Instructions for the task:
Reproduce every line in the listing that contains the word "también".

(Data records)

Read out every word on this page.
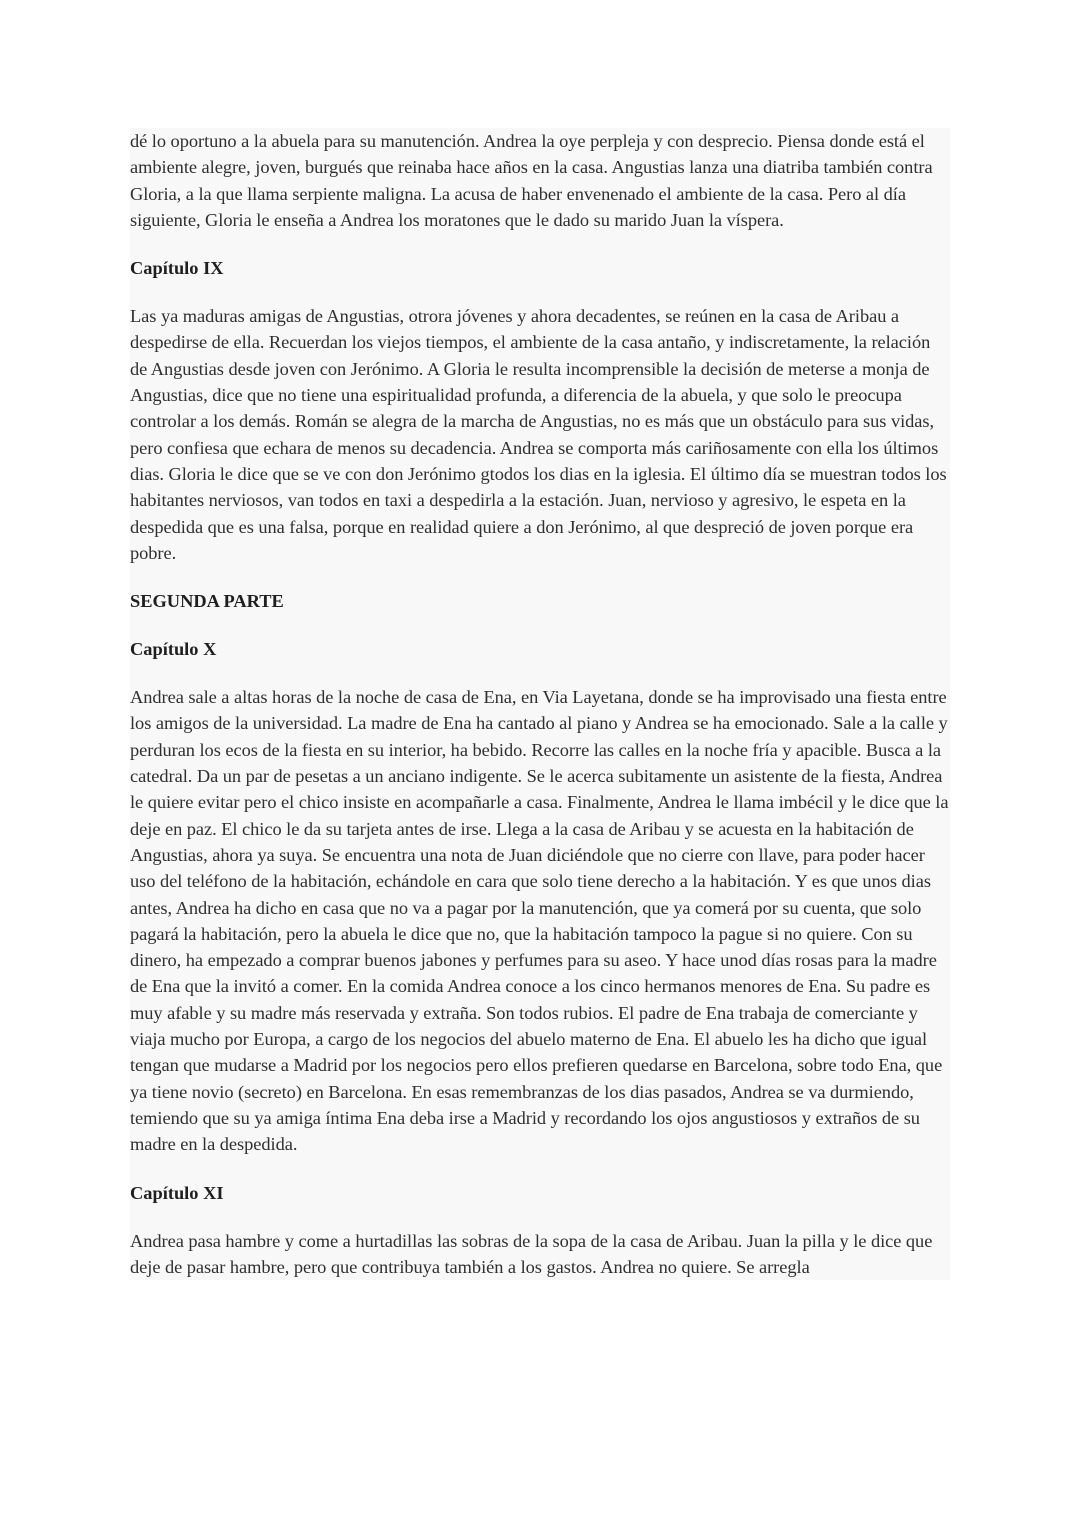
dé lo oportuno a la abuela para su manutención. Andrea la oye perpleja y con desprecio. Piensa donde está el ambiente alegre, joven, burgués que reinaba hace años en la casa. Angustias lanza una diatriba también contra Gloria, a la que llama serpiente maligna. La acusa de haber envenenado el ambiente de la casa. Pero al día siguiente, Gloria le enseña a Andrea los moratones que le dado su marido Juan la víspera.

Capítulo IX

Las ya maduras amigas de Angustias, otrora jóvenes y ahora decadentes, se reúnen en la casa de Aribau a despedirse de ella. Recuerdan los viejos tiempos, el ambiente de la casa antaño, y indiscretamente, la relación de Angustias desde joven con Jerónimo. A Gloria le resulta incomprensible la decisión de meterse a monja de Angustias, dice que no tiene una espiritualidad profunda, a diferencia de la abuela, y que solo le preocupa controlar a los demás. Román se alegra de la marcha de Angustias, no es más que un obstáculo para sus vidas, pero confiesa que echara de menos su decadencia. Andrea se comporta más cariñosamente con ella los últimos dias. Gloria le dice que se ve con don Jerónimo gtodos los dias en la iglesia. El último día se muestran todos los habitantes nerviosos, van todos en taxi a despedirla a la estación. Juan, nervioso y agresivo, le espeta en la despedida que es una falsa, porque en realidad quiere a don Jerónimo, al que despreció de joven porque era pobre.

SEGUNDA PARTE
Capítulo X

Andrea sale a altas horas de la noche de casa de Ena, en Via Layetana, donde se ha improvisado una fiesta entre los amigos de la universidad. La madre de Ena ha cantado al piano y Andrea se ha emocionado. Sale a la calle y perduran los ecos de la fiesta en su interior, ha bebido. Recorre las calles en la noche fría y apacible. Busca a la catedral. Da un par de pesetas a un anciano indigente. Se le acerca subitamente un asistente de la fiesta, Andrea le quiere evitar pero el chico insiste en acompañarle a casa. Finalmente, Andrea le llama imbécil y le dice que la deje en paz. El chico le da su tarjeta antes de irse. Llega a la casa de Aribau y se acuesta en la habitación de Angustias, ahora ya suya. Se encuentra una nota de Juan diciéndole que no cierre con llave, para poder hacer uso del teléfono de la habitación, echándole en cara que solo tiene derecho a la habitación. Y es que unos dias antes, Andrea ha dicho en casa que no va a pagar por la manutención, que ya comerá por su cuenta, que solo pagará la habitación, pero la abuela le dice que no, que la habitación tampoco la pague si no quiere. Con su dinero, ha empezado a comprar buenos jabones y perfumes para su aseo. Y hace unod días rosas para la madre de Ena que la invitó a comer. En la comida Andrea conoce a los cinco hermanos menores de Ena. Su padre es muy afable y su madre más reservada y extraña. Son todos rubios. El padre de Ena trabaja de comerciante y viaja mucho por Europa, a cargo de los negocios del abuelo materno de Ena. El abuelo les ha dicho que igual tengan que mudarse a Madrid por los negocios pero ellos prefieren quedarse en Barcelona, sobre todo Ena, que ya tiene novio (secreto) en Barcelona. En esas remembranzas de los dias pasados, Andrea se va durmiendo, temiendo que su ya amiga íntima Ena deba irse a Madrid y recordando los ojos angustiosos y extraños de su madre en la despedida.

Capítulo XI

Andrea pasa hambre y come a hurtadillas las sobras de la sopa de la casa de Aribau. Juan la pilla y le dice que deje de pasar hambre, pero que contribuya también a los gastos. Andrea no quiere. Se arregla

Task answer:
dé lo oportuno a la abuela para su manutención. Andrea la oye perpleja y con desprecio. Piensa donde está el ambiente alegre, joven, burgués que reinaba hace años en la casa. Angustias lanza una diatriba también contra Gloria, a la que llama serpiente maligna. La acusa de haber envenenado el ambiente de la casa. Pero al día siguiente, Gloria le enseña a Andrea los moratones que le dado su marido Juan la víspera.
Andrea pasa hambre y come a hurtadillas las sobras de la sopa de la casa de Aribau. Juan la pilla y le dice que deje de pasar hambre, pero que contribuya también a los gastos. Andrea no quiere. Se arregla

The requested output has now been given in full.